▶ [Exercise brief]: Go through the entries below and copy each line containing the word "学位论文或技术报告".

[Data excerpts]

□ □ □ □

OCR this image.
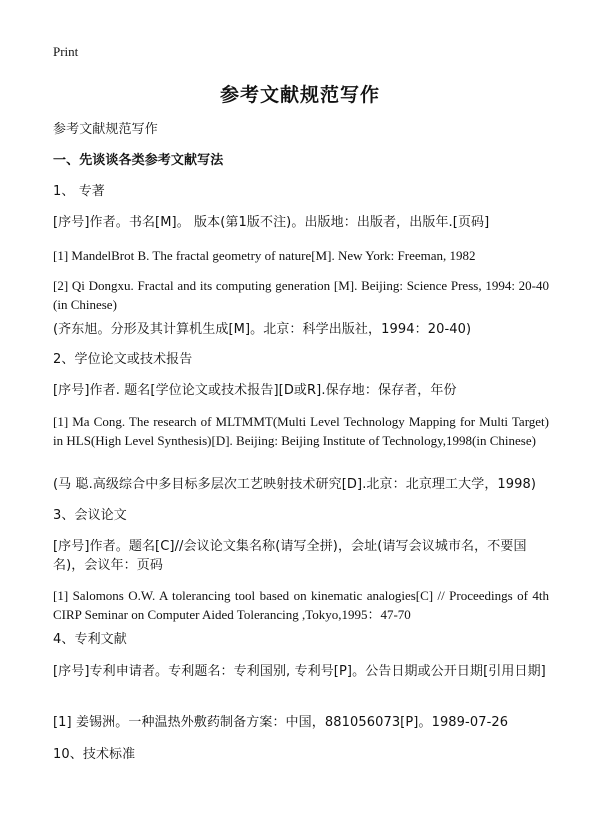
Print
参考文献规范写作
参考文献规范写作
一、先谈谈各类参考文献写法
1、 专著
[序号]作者。书名[M]。 版本(第1版不注)。出版地：出版者，出版年.[页码]
[1] MandelBrot B. The fractal geometry of nature[M]. New York: Freeman, 1982
[2] Qi Dongxu. Fractal and its computing generation [M]. Beijing: Science Press, 1994: 20-40 (in Chinese)
(齐东旭。分形及其计算机生成[M]。北京：科学出版社，1994：20-40)
2、学位论文或技术报告
[序号]作者. 题名[学位论文或技术报告][D或R].保存地：保存者，年份
[1] Ma Cong. The research of MLTMMT(Multi Level Technology Mapping for Multi Target) in HLS(High Level Synthesis)[D]. Beijing: Beijing Institute of Technology,1998(in Chinese)
(马 聪.高级综合中多目标多层次工艺映射技术研究[D].北京：北京理工大学，1998)
3、会议论文
[序号]作者。题名[C]//会议论文集名称(请写全拼)，会址(请写会议城市名，不要国名)，会议年：页码
[1] Salomons O.W. A tolerancing tool based on kinematic analogies[C] // Proceedings of 4th CIRP Seminar on Computer Aided Tolerancing ,Tokyo,1995：47-70
4、专利文献
[序号]专利申请者。专利题名：专利国别, 专利号[P]。公告日期或公开日期[引用日期]
[1] 姜锡洲。一种温热外敷药制备方案：中国，881056073[P]。1989-07-26
10、技术标准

□ □ □ □

▶ [Answer for this exercise]:
2、学位论文或技术报告
[序号]作者. 题名[学位论文或技术报告][D或R].保存地：保存者，年份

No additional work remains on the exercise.